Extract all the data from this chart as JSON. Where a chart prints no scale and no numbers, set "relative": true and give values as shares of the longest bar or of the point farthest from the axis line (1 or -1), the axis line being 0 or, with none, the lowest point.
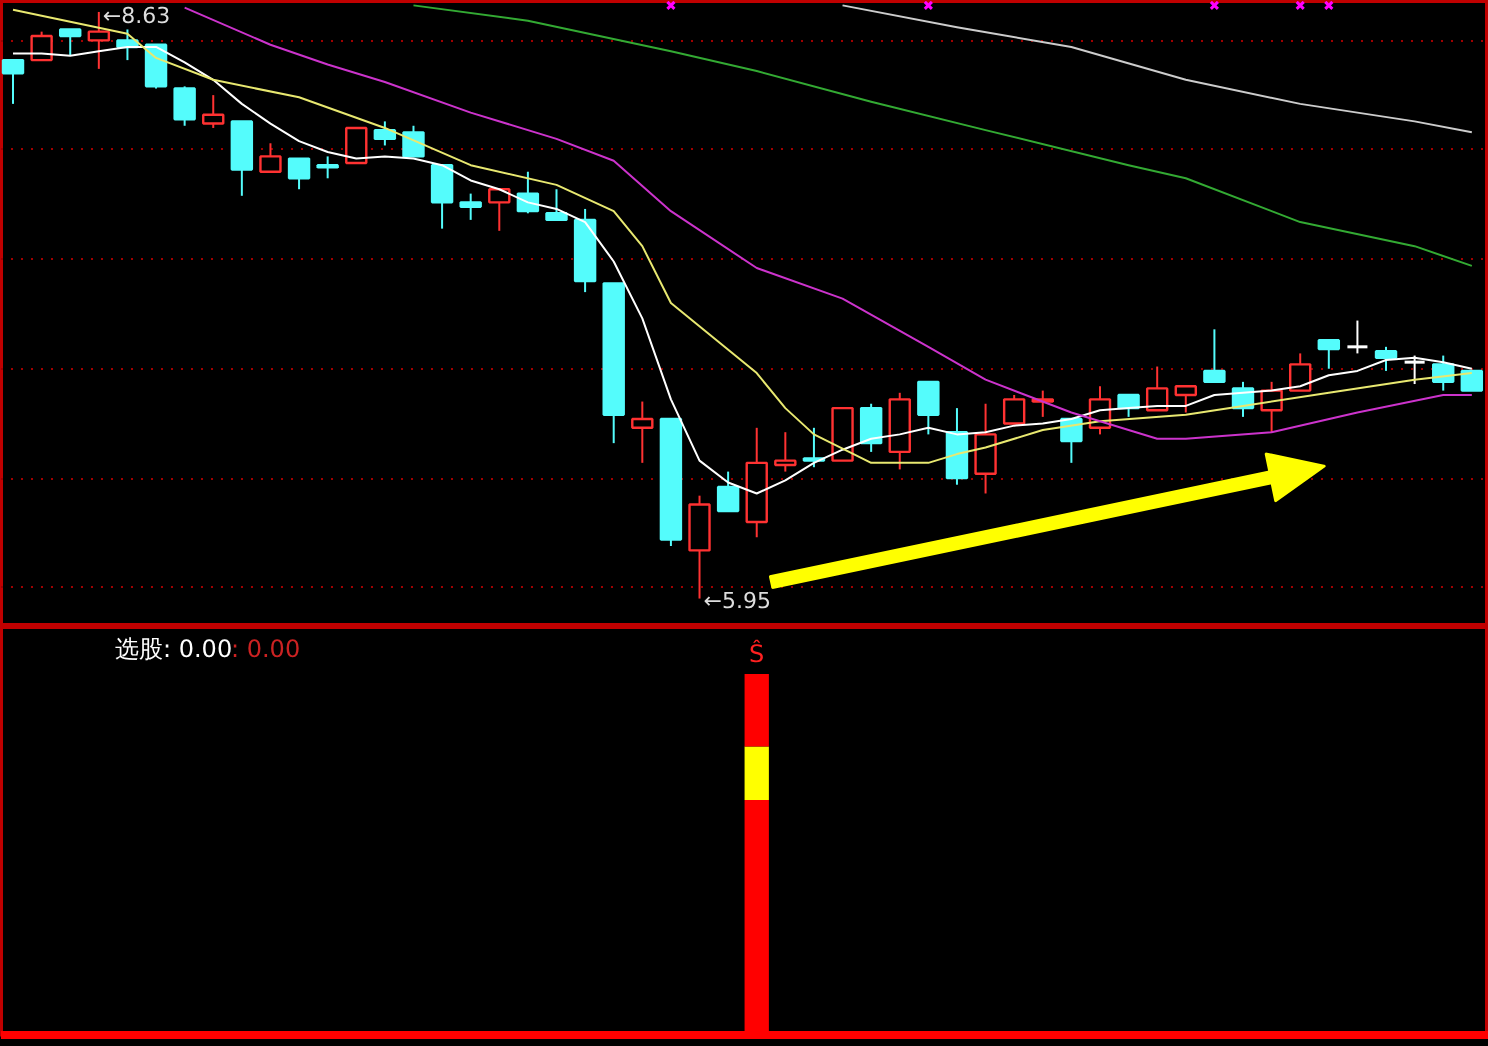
{
  "chart_data": [
    {
      "type": "candlestick",
      "categories": [
        null,
        null,
        null,
        null,
        null,
        null,
        null,
        null,
        null,
        null,
        null,
        null,
        null,
        null,
        null,
        null,
        null,
        null,
        null,
        null,
        null,
        null,
        null,
        null,
        null,
        null,
        null,
        null,
        null,
        null,
        null,
        null,
        null,
        null,
        null,
        null,
        null,
        null,
        null,
        null,
        null,
        null,
        null,
        null,
        null,
        null,
        null,
        null,
        null,
        null,
        null,
        null
      ],
      "ohlc": [
        [
          8.41,
          8.41,
          8.21,
          8.35
        ],
        [
          8.41,
          8.54,
          8.41,
          8.52
        ],
        [
          8.55,
          8.55,
          8.43,
          8.52
        ],
        [
          8.5,
          8.63,
          8.37,
          8.54
        ],
        [
          8.5,
          8.55,
          8.41,
          8.47
        ],
        [
          8.48,
          8.48,
          8.28,
          8.29
        ],
        [
          8.28,
          8.29,
          8.11,
          8.14
        ],
        [
          8.12,
          8.25,
          8.1,
          8.16
        ],
        [
          8.13,
          8.13,
          7.79,
          7.91
        ],
        [
          7.9,
          8.03,
          7.9,
          7.97
        ],
        [
          7.96,
          7.96,
          7.82,
          7.87
        ],
        [
          7.93,
          7.97,
          7.87,
          7.92
        ],
        [
          7.94,
          8.1,
          7.94,
          8.1
        ],
        [
          8.09,
          8.13,
          8.02,
          8.05
        ],
        [
          8.08,
          8.11,
          7.97,
          7.97
        ],
        [
          7.93,
          7.93,
          7.64,
          7.76
        ],
        [
          7.76,
          7.8,
          7.68,
          7.74
        ],
        [
          7.76,
          7.82,
          7.63,
          7.82
        ],
        [
          7.8,
          7.9,
          7.71,
          7.72
        ],
        [
          7.71,
          7.82,
          7.68,
          7.68
        ],
        [
          7.68,
          7.73,
          7.35,
          7.4
        ],
        [
          7.39,
          7.39,
          6.66,
          6.79
        ],
        [
          6.73,
          6.85,
          6.57,
          6.77
        ],
        [
          6.77,
          6.77,
          6.19,
          6.22
        ],
        [
          6.17,
          6.42,
          5.95,
          6.38
        ],
        [
          6.46,
          6.53,
          6.35,
          6.35
        ],
        [
          6.3,
          6.73,
          6.23,
          6.57
        ],
        [
          6.56,
          6.71,
          6.53,
          6.58
        ],
        [
          6.59,
          6.73,
          6.55,
          6.58
        ],
        [
          6.58,
          6.82,
          6.58,
          6.82
        ],
        [
          6.82,
          6.84,
          6.62,
          6.66
        ],
        [
          6.62,
          6.89,
          6.54,
          6.86
        ],
        [
          6.94,
          6.94,
          6.7,
          6.79
        ],
        [
          6.71,
          6.82,
          6.47,
          6.5
        ],
        [
          6.52,
          6.84,
          6.43,
          6.7
        ],
        [
          6.75,
          6.88,
          6.75,
          6.86
        ],
        [
          6.85,
          6.9,
          6.78,
          6.86
        ],
        [
          6.77,
          6.77,
          6.57,
          6.67
        ],
        [
          6.73,
          6.92,
          6.7,
          6.86
        ],
        [
          6.88,
          6.88,
          6.78,
          6.82
        ],
        [
          6.81,
          7.01,
          6.81,
          6.91
        ],
        [
          6.88,
          6.92,
          6.8,
          6.92
        ],
        [
          6.99,
          7.18,
          6.94,
          6.94
        ],
        [
          6.91,
          6.94,
          6.78,
          6.82
        ],
        [
          6.81,
          6.94,
          6.71,
          6.9
        ],
        [
          6.9,
          7.07,
          6.9,
          7.02
        ],
        [
          7.13,
          7.13,
          7.0,
          7.09
        ],
        [
          7.1,
          7.22,
          7.07,
          7.1
        ],
        [
          7.08,
          7.1,
          6.99,
          7.05
        ],
        [
          7.03,
          7.06,
          6.93,
          7.03
        ],
        [
          7.02,
          7.06,
          6.9,
          6.94
        ],
        [
          6.99,
          6.99,
          6.9,
          6.9
        ]
      ],
      "colors": [
        "#54fcfc",
        "#ff3232",
        "#54fcfc",
        "#ff3232",
        "#54fcfc",
        "#54fcfc",
        "#54fcfc",
        "#ff3232",
        "#54fcfc",
        "#ff3232",
        "#54fcfc",
        "#54fcfc",
        "#ff3232",
        "#54fcfc",
        "#54fcfc",
        "#54fcfc",
        "#54fcfc",
        "#ff3232",
        "#54fcfc",
        "#54fcfc",
        "#54fcfc",
        "#54fcfc",
        "#ff3232",
        "#54fcfc",
        "#ff3232",
        "#54fcfc",
        "#ff3232",
        "#ff3232",
        "#54fcfc",
        "#ff3232",
        "#54fcfc",
        "#ff3232",
        "#54fcfc",
        "#54fcfc",
        "#ff3232",
        "#ff3232",
        "#ff3232",
        "#54fcfc",
        "#ff3232",
        "#54fcfc",
        "#ff3232",
        "#ff3232",
        "#54fcfc",
        "#54fcfc",
        "#ff3232",
        "#ff3232",
        "#54fcfc",
        "#ffffff",
        "#54fcfc",
        "#ffffff",
        "#54fcfc",
        "#54fcfc"
      ],
      "series": [
        {
          "type": "line",
          "color": "#ffffff",
          "values": [
            8.44,
            8.44,
            8.43,
            8.45,
            8.47,
            8.47,
            8.4,
            8.32,
            8.21,
            8.12,
            8.04,
            7.99,
            7.96,
            7.97,
            7.96,
            7.93,
            7.86,
            7.82,
            7.76,
            7.73,
            7.67,
            7.49,
            7.23,
            6.86,
            6.58,
            6.48,
            6.43,
            6.49,
            6.57,
            6.63,
            6.68,
            6.7,
            6.73,
            6.7,
            6.71,
            6.74,
            6.75,
            6.77,
            6.81,
            6.82,
            6.83,
            6.83,
            6.88,
            6.89,
            6.9,
            6.92,
            6.97,
            6.99,
            7.04,
            7.05,
            7.03,
            7.0
          ]
        },
        {
          "type": "line",
          "color": "#e8e870",
          "values": [
            8.64,
            null,
            null,
            null,
            8.53,
            8.42,
            null,
            8.32,
            null,
            null,
            8.24,
            null,
            null,
            8.1,
            null,
            null,
            7.93,
            null,
            null,
            7.84,
            null,
            7.72,
            7.56,
            7.3,
            null,
            null,
            6.98,
            6.82,
            6.7,
            null,
            6.57,
            null,
            6.57,
            6.61,
            6.64,
            null,
            6.72,
            null,
            6.76,
            null,
            null,
            6.79,
            null,
            6.83,
            null,
            null,
            6.89,
            null,
            null,
            6.95,
            null,
            6.98
          ]
        },
        {
          "type": "line",
          "color": "#cc33cc",
          "values": [
            null,
            null,
            null,
            null,
            null,
            null,
            8.65,
            null,
            null,
            8.48,
            null,
            8.39,
            null,
            8.31,
            null,
            null,
            8.17,
            null,
            null,
            8.05,
            null,
            7.95,
            null,
            7.72,
            null,
            null,
            7.46,
            null,
            null,
            7.32,
            null,
            null,
            7.1,
            null,
            6.95,
            null,
            null,
            6.8,
            null,
            null,
            6.68,
            6.68,
            null,
            null,
            6.71,
            null,
            null,
            6.8,
            null,
            null,
            6.88,
            6.88
          ]
        },
        {
          "type": "line",
          "color": "#33aa33",
          "values": [
            null,
            null,
            null,
            null,
            null,
            null,
            null,
            null,
            null,
            null,
            null,
            null,
            null,
            null,
            8.66,
            null,
            null,
            null,
            8.59,
            null,
            null,
            null,
            null,
            8.45,
            null,
            null,
            8.36,
            null,
            null,
            null,
            8.22,
            null,
            null,
            null,
            8.09,
            null,
            null,
            null,
            null,
            7.93,
            null,
            7.87,
            null,
            null,
            null,
            7.67,
            null,
            null,
            null,
            7.56,
            null,
            7.47
          ]
        },
        {
          "type": "line",
          "color": "#cccccc",
          "values": [
            null,
            null,
            null,
            null,
            null,
            null,
            null,
            null,
            null,
            null,
            null,
            null,
            null,
            null,
            null,
            null,
            null,
            null,
            null,
            null,
            null,
            null,
            null,
            null,
            null,
            null,
            null,
            null,
            null,
            8.66,
            null,
            null,
            null,
            8.56,
            null,
            null,
            null,
            8.47,
            null,
            null,
            null,
            8.32,
            null,
            null,
            null,
            8.21,
            null,
            null,
            null,
            8.13,
            null,
            8.08
          ]
        },
        {
          "type": "scatter",
          "marker": "cross",
          "color": "#ff00ff",
          "values": [
            null,
            null,
            null,
            null,
            null,
            null,
            null,
            null,
            null,
            null,
            null,
            null,
            null,
            null,
            null,
            null,
            null,
            null,
            null,
            null,
            null,
            null,
            null,
            8.66,
            null,
            null,
            null,
            null,
            null,
            null,
            null,
            null,
            8.66,
            null,
            null,
            null,
            null,
            null,
            null,
            null,
            null,
            null,
            8.66,
            null,
            null,
            8.66,
            8.66,
            null,
            null,
            null,
            null,
            null
          ]
        }
      ],
      "annotations": [
        "←8.63",
        "←5.95"
      ],
      "ylim": [
        5.82,
        8.68
      ],
      "yticks": [
        {
          "value": 8.5,
          "label": null
        },
        {
          "value": 8.0,
          "label": null
        },
        {
          "value": 7.5,
          "label": null
        },
        {
          "value": 7.0,
          "label": null
        },
        {
          "value": 6.5,
          "label": null
        },
        {
          "value": 6.0,
          "label": null
        }
      ],
      "grid": "y",
      "tick_labels": false
    },
    {
      "type": "bar",
      "relative": true,
      "stacked": true,
      "categories": [
        null,
        null,
        null,
        null,
        null,
        null,
        null,
        null,
        null,
        null,
        null,
        null,
        null,
        null,
        null,
        null,
        null,
        null,
        null,
        null,
        null,
        null,
        null,
        null,
        null,
        null,
        null,
        null,
        null,
        null,
        null,
        null,
        null,
        null,
        null,
        null,
        null,
        null,
        null,
        null,
        null,
        null,
        null,
        null,
        null,
        null,
        null,
        null,
        null,
        null,
        null,
        null
      ],
      "series": [
        {
          "color": "#ff0000",
          "values": [
            null,
            null,
            null,
            null,
            null,
            null,
            null,
            null,
            null,
            null,
            null,
            null,
            null,
            null,
            null,
            null,
            null,
            null,
            null,
            null,
            null,
            null,
            null,
            null,
            null,
            null,
            0.651,
            null,
            null,
            null,
            null,
            null,
            null,
            null,
            null,
            null,
            null,
            null,
            null,
            null,
            null,
            null,
            null,
            null,
            null,
            null,
            null,
            null,
            null,
            null,
            null,
            null
          ]
        },
        {
          "color": "#ffff00",
          "values": [
            null,
            null,
            null,
            null,
            null,
            null,
            null,
            null,
            null,
            null,
            null,
            null,
            null,
            null,
            null,
            null,
            null,
            null,
            null,
            null,
            null,
            null,
            null,
            null,
            null,
            null,
            0.148,
            null,
            null,
            null,
            null,
            null,
            null,
            null,
            null,
            null,
            null,
            null,
            null,
            null,
            null,
            null,
            null,
            null,
            null,
            null,
            null,
            null,
            null,
            null,
            null,
            null
          ]
        },
        {
          "color": "#ff0000",
          "values": [
            null,
            null,
            null,
            null,
            null,
            null,
            null,
            null,
            null,
            null,
            null,
            null,
            null,
            null,
            null,
            null,
            null,
            null,
            null,
            null,
            null,
            null,
            null,
            null,
            null,
            null,
            0.201,
            null,
            null,
            null,
            null,
            null,
            null,
            null,
            null,
            null,
            null,
            null,
            null,
            null,
            null,
            null,
            null,
            null,
            null,
            null,
            null,
            null,
            null,
            null,
            null,
            null
          ]
        }
      ],
      "annotations": [
        "选股: 0.00",
        ": 0.00",
        "Ŝ"
      ],
      "tick_labels": false
    }
  ]
}
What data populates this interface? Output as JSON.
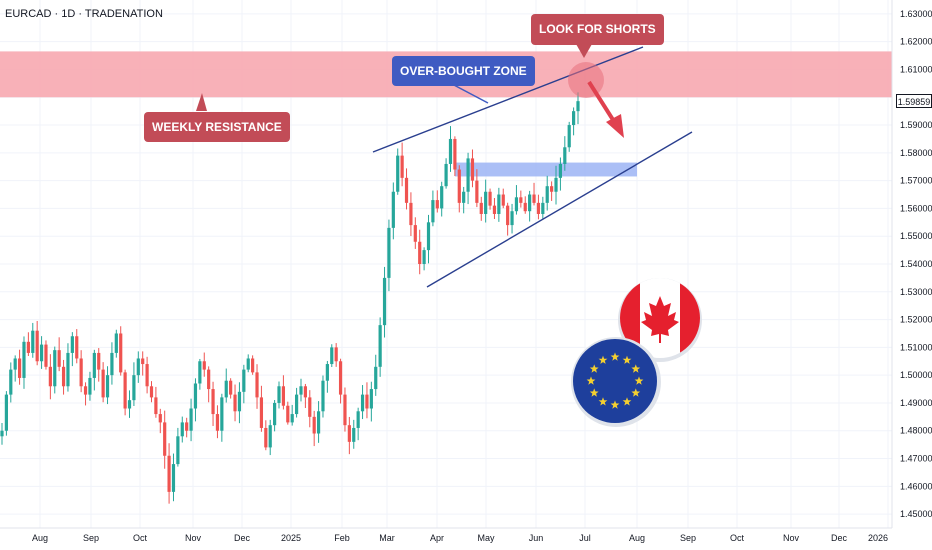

TASK DIRECTIONS: Take each line of the material that contains the word "JSON" and list it.

ANSWER TO THIS PROBLEM:
Extract all the data from this chart as JSON. Where a chart prints no scale and no numbers, set "relative": true and give values as shares of the longest bar or of the point farthest from the axis line (1 or -1), the axis line being 0 or, with none, the lowest point.
What data populates this interface? Output as JSON.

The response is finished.